## Begin Dataset rows

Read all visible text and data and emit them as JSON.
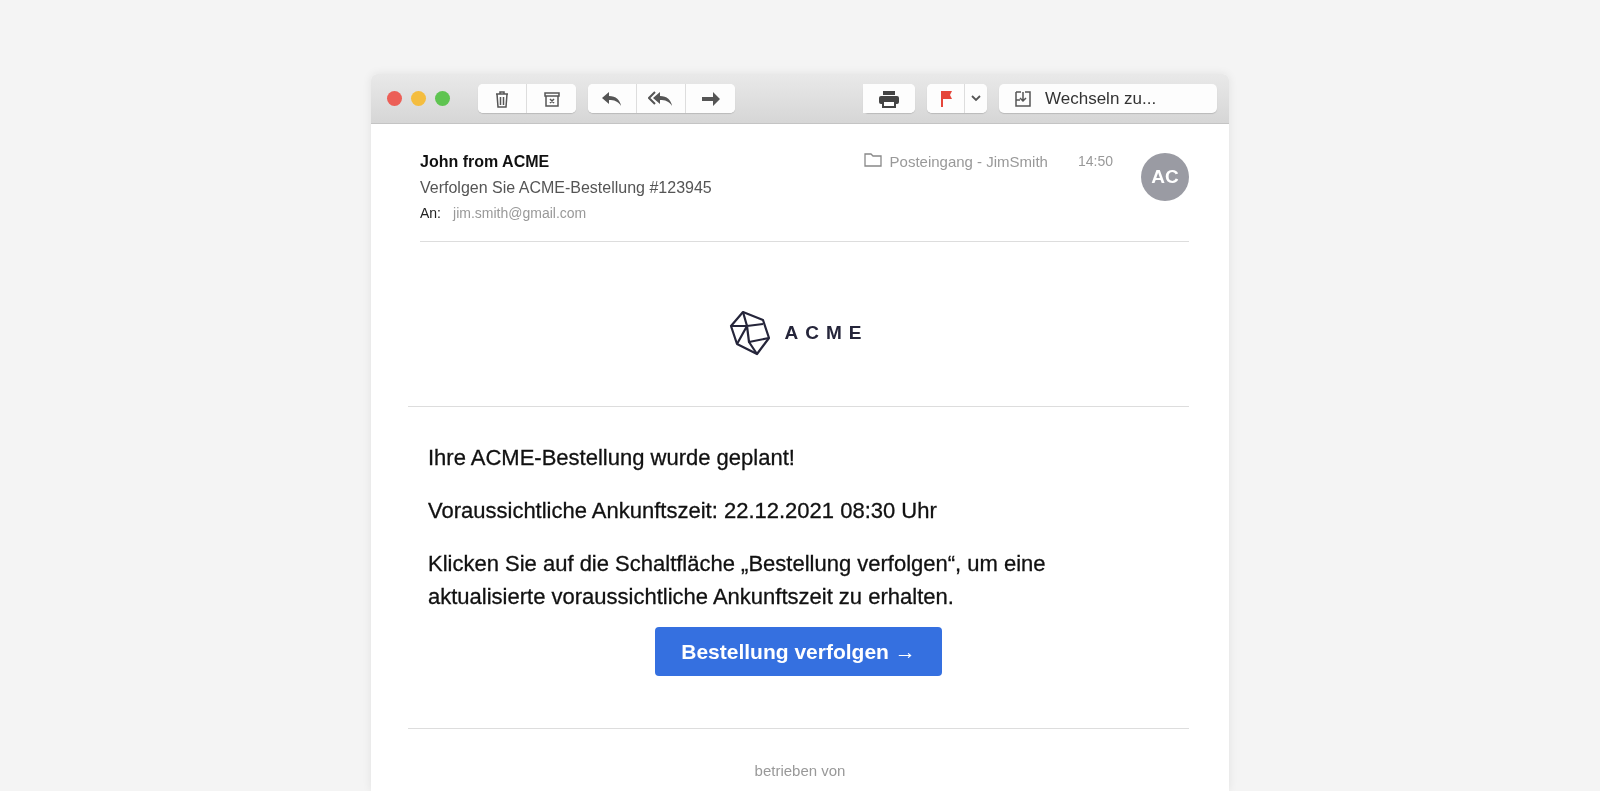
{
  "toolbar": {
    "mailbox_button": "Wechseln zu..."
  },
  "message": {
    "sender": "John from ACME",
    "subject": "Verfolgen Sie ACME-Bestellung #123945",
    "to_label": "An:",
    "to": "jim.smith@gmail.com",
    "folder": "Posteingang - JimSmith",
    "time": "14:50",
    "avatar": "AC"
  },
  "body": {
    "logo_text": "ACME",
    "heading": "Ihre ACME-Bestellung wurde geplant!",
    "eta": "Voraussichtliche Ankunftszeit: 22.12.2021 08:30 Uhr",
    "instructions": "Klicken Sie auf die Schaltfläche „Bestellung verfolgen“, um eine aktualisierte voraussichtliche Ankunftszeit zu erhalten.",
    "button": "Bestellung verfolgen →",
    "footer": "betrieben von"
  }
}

## End Dataset rows
## Begin Dataset rows

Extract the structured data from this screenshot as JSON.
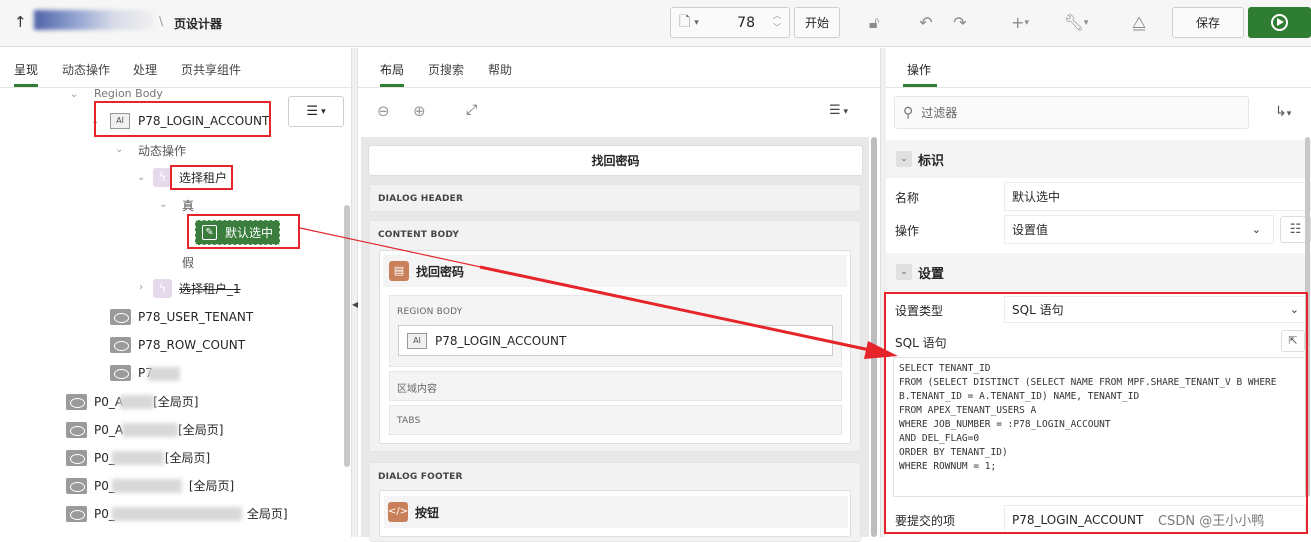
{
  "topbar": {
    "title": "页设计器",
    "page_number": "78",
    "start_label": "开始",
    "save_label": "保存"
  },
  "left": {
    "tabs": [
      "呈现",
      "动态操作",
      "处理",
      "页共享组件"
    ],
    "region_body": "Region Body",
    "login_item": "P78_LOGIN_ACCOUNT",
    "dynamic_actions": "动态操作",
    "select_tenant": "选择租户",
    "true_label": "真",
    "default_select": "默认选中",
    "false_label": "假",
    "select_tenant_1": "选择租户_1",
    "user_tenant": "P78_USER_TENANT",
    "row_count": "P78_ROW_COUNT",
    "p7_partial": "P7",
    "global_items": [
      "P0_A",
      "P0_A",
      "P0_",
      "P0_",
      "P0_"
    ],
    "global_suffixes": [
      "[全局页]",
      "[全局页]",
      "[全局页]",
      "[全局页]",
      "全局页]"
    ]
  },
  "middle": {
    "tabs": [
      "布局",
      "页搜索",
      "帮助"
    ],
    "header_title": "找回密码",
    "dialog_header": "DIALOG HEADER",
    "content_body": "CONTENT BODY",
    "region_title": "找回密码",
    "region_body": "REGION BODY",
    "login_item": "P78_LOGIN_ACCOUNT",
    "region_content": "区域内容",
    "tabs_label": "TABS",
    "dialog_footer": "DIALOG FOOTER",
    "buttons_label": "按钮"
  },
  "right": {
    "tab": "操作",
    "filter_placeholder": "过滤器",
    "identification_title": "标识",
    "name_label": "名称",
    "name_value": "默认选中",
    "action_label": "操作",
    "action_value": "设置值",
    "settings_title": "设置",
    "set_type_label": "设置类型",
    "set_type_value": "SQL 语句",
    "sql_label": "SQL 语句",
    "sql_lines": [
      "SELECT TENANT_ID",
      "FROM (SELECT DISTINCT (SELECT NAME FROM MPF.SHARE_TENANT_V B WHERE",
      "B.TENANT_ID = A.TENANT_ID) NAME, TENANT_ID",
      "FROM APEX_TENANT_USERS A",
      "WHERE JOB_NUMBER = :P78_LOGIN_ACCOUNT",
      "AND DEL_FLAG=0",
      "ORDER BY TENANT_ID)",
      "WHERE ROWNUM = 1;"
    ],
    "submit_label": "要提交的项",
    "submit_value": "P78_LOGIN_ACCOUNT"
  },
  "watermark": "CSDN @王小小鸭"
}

## End Dataset rows

Written task >> Using the entries above, find all lines with "DIALOG". Copy them.

Task result >>
    "dialog_header": "DIALOG HEADER",
    "dialog_footer": "DIALOG FOOTER",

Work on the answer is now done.